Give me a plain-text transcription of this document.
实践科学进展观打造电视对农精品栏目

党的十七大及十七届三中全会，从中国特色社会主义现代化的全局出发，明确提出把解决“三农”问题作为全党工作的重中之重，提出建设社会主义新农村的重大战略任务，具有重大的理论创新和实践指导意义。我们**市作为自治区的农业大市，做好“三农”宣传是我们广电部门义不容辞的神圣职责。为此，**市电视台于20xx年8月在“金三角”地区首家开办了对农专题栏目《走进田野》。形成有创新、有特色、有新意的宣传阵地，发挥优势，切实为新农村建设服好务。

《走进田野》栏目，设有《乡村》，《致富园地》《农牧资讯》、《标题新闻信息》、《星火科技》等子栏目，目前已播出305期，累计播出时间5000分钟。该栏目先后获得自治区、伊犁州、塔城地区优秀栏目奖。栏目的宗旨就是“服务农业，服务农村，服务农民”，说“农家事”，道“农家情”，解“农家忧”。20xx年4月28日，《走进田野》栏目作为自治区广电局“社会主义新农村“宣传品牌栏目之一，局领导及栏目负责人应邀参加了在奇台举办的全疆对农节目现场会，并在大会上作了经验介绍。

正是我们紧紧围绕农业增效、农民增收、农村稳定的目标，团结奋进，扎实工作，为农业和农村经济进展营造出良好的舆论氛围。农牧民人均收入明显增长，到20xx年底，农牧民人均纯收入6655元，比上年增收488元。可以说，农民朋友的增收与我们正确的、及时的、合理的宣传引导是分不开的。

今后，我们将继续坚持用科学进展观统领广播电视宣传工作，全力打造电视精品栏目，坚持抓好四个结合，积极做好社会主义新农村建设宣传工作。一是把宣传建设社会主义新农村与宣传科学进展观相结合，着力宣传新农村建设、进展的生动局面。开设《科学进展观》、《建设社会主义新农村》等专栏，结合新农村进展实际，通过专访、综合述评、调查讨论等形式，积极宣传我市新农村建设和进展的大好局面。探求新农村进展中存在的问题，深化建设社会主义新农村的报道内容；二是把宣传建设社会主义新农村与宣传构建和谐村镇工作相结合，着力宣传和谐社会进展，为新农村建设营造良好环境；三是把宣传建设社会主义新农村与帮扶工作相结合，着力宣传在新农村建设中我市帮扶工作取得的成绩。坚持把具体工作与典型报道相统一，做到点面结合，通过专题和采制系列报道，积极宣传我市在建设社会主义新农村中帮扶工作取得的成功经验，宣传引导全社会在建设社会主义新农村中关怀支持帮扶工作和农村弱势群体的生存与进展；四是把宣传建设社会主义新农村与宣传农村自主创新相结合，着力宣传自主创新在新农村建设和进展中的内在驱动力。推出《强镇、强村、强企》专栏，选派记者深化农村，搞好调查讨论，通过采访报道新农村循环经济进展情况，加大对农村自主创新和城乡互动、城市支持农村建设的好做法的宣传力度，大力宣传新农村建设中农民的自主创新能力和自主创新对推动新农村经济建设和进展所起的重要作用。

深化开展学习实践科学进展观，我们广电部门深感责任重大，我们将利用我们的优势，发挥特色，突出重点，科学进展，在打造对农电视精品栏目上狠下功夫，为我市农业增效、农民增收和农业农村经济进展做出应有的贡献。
____________
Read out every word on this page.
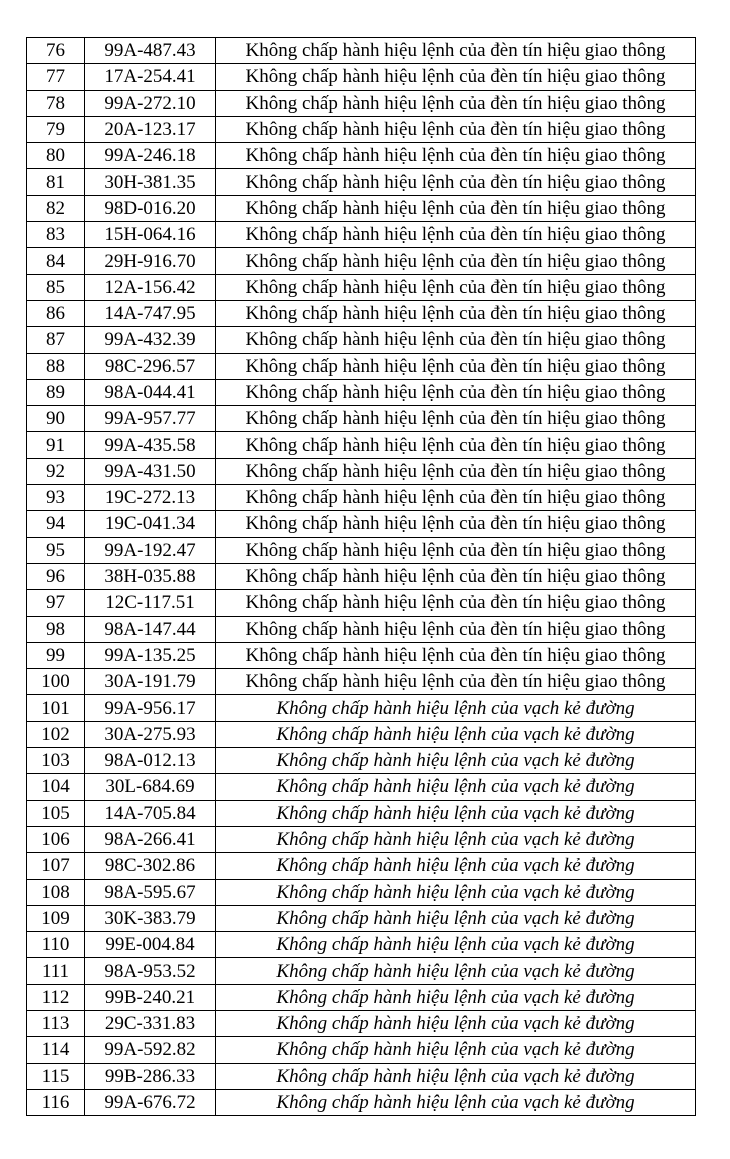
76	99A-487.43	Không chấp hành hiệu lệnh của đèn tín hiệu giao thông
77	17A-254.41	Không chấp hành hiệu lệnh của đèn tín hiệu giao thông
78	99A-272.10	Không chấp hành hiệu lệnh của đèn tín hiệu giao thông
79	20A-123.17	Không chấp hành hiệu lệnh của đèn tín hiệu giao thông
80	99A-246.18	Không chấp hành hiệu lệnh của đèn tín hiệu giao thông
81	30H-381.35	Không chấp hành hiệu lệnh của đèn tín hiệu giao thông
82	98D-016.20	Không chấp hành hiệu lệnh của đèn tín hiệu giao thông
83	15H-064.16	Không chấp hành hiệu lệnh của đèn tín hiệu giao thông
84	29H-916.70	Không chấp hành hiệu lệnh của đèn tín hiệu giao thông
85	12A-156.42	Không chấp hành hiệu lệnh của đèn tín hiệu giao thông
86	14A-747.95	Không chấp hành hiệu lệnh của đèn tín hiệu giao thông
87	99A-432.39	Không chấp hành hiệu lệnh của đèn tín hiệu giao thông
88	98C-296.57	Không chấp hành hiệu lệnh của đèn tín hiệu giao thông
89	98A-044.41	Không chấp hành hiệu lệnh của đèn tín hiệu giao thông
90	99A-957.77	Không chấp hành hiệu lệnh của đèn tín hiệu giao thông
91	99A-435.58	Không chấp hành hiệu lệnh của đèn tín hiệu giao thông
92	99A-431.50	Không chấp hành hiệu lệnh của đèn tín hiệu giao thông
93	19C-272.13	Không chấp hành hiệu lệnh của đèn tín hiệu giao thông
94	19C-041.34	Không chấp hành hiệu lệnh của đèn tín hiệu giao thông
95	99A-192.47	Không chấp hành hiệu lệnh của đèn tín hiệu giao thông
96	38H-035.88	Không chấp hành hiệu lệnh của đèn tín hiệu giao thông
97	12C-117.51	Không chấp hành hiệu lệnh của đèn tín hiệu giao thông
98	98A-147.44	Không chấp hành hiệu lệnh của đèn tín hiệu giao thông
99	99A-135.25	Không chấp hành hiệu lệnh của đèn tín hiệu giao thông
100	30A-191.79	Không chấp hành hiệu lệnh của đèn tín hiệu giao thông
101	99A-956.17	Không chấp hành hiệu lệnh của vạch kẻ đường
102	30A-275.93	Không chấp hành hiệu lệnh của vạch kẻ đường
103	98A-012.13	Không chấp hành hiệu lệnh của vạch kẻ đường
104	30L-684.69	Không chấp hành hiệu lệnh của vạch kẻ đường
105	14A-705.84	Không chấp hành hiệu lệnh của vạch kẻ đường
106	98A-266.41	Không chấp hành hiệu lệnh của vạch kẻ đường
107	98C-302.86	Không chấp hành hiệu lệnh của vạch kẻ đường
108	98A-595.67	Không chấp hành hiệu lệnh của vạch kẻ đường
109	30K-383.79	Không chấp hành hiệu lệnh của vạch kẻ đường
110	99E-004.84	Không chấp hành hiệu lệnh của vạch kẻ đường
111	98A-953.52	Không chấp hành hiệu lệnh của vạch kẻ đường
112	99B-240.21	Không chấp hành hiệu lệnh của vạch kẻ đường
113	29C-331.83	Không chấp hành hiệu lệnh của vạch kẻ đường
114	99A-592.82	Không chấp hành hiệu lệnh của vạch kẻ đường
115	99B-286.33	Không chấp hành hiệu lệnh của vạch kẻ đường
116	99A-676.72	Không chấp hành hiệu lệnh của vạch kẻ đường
____________
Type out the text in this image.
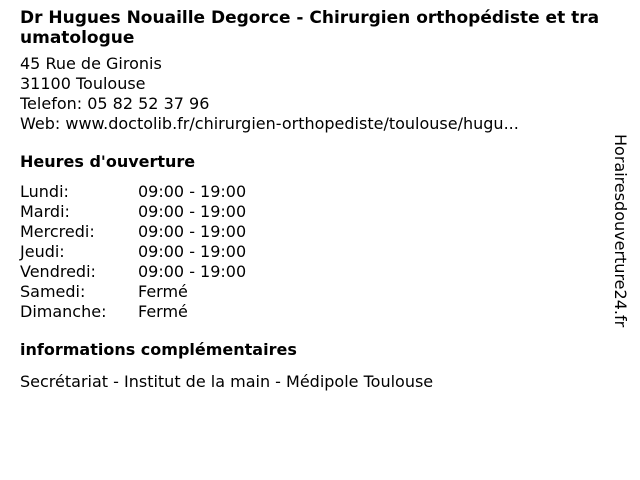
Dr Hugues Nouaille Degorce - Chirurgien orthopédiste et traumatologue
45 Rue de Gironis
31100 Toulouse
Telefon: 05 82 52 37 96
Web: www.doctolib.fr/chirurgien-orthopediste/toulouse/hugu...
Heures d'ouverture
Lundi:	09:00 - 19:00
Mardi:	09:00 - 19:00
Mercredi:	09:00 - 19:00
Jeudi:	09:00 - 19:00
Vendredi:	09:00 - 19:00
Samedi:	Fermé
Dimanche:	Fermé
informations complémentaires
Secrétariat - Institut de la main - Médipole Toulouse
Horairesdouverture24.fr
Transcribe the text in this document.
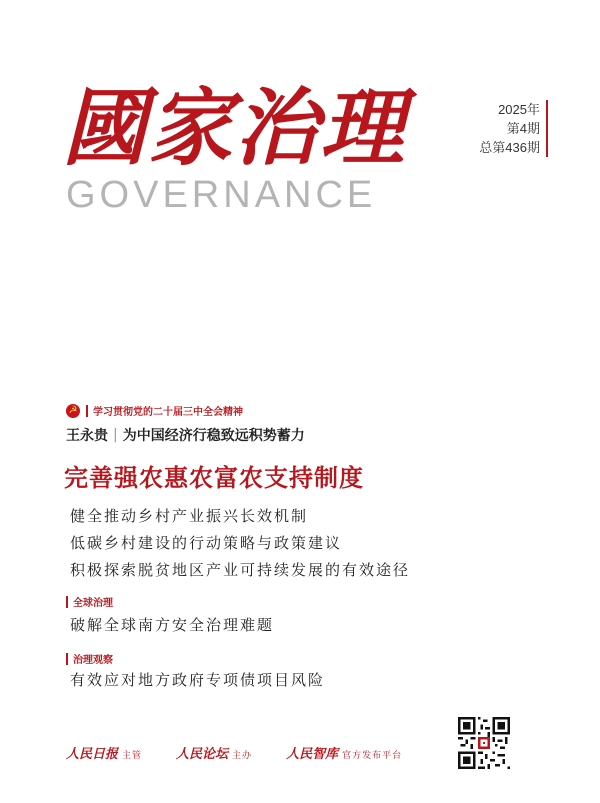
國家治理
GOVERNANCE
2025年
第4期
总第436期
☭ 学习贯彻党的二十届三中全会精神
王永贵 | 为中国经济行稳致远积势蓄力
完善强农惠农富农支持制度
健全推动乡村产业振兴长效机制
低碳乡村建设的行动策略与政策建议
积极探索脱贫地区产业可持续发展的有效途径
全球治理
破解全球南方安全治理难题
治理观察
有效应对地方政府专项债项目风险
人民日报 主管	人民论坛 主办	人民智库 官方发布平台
____________
**Work to be completed**
How many lines in the records above contain the word "document"? Give only the number.

**Full output**
2